> Short task: Go through the listing and set it down exactly, leaving out its pictures.

> Extracted information:
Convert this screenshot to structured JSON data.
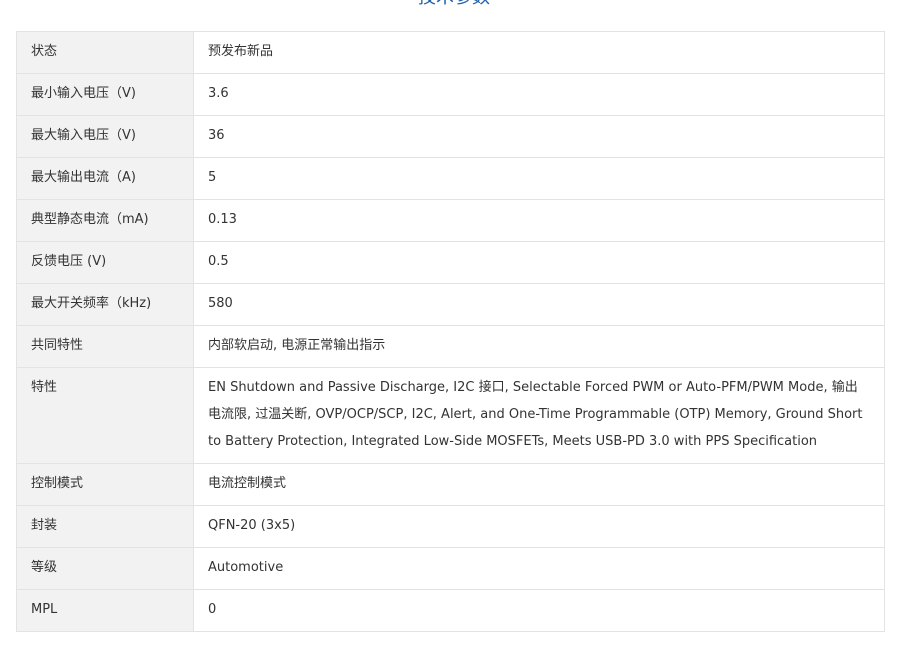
{
  "section": {
    "title": "技术参数"
  },
  "specs": [
    {
      "key": "状态",
      "value": "预发布新品"
    },
    {
      "key": "最小输入电压（V)",
      "value": "3.6"
    },
    {
      "key": "最大输入电压（V)",
      "value": "36"
    },
    {
      "key": "最大输出电流（A)",
      "value": "5"
    },
    {
      "key": "典型静态电流（mA)",
      "value": "0.13"
    },
    {
      "key": "反馈电压 (V)",
      "value": "0.5"
    },
    {
      "key": "最大开关频率（kHz)",
      "value": "580"
    },
    {
      "key": "共同特性",
      "value": "内部软启动, 电源正常输出指示"
    },
    {
      "key": "特性",
      "value": "EN Shutdown and Passive Discharge, I2C 接口, Selectable Forced PWM or Auto-PFM/PWM Mode, 输出电流限, 过温关断, OVP/OCP/SCP, I2C, Alert, and One-Time Programmable (OTP) Memory, Ground Short to Battery Protection, Integrated Low-Side MOSFETs, Meets USB-PD 3.0 with PPS Specification"
    },
    {
      "key": "控制模式",
      "value": "电流控制模式"
    },
    {
      "key": "封装",
      "value": "QFN-20 (3x5)"
    },
    {
      "key": "等级",
      "value": "Automotive"
    },
    {
      "key": "MPL",
      "value": "0"
    }
  ]
}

> Correct output:
Convert this screenshot to structured JSON data.
{
  "section": {
    "title": "技术参数"
  },
  "specs": [
    {
      "key": "状态",
      "value": "预发布新品"
    },
    {
      "key": "最小输入电压（V)",
      "value": "3.6"
    },
    {
      "key": "最大输入电压（V)",
      "value": "36"
    },
    {
      "key": "最大输出电流（A)",
      "value": "5"
    },
    {
      "key": "典型静态电流（mA)",
      "value": "0.13"
    },
    {
      "key": "反馈电压 (V)",
      "value": "0.5"
    },
    {
      "key": "最大开关频率（kHz)",
      "value": "580"
    },
    {
      "key": "共同特性",
      "value": "内部软启动, 电源正常输出指示"
    },
    {
      "key": "特性",
      "value": "EN Shutdown and Passive Discharge, I2C 接口, Selectable Forced PWM or Auto-PFM/PWM Mode, 输出电流限, 过温关断, OVP/OCP/SCP, I2C, Alert, and One-Time Programmable (OTP) Memory, Ground Short to Battery Protection, Integrated Low-Side MOSFETs, Meets USB-PD 3.0 with PPS Specification"
    },
    {
      "key": "控制模式",
      "value": "电流控制模式"
    },
    {
      "key": "封装",
      "value": "QFN-20 (3x5)"
    },
    {
      "key": "等级",
      "value": "Automotive"
    },
    {
      "key": "MPL",
      "value": "0"
    }
  ]
}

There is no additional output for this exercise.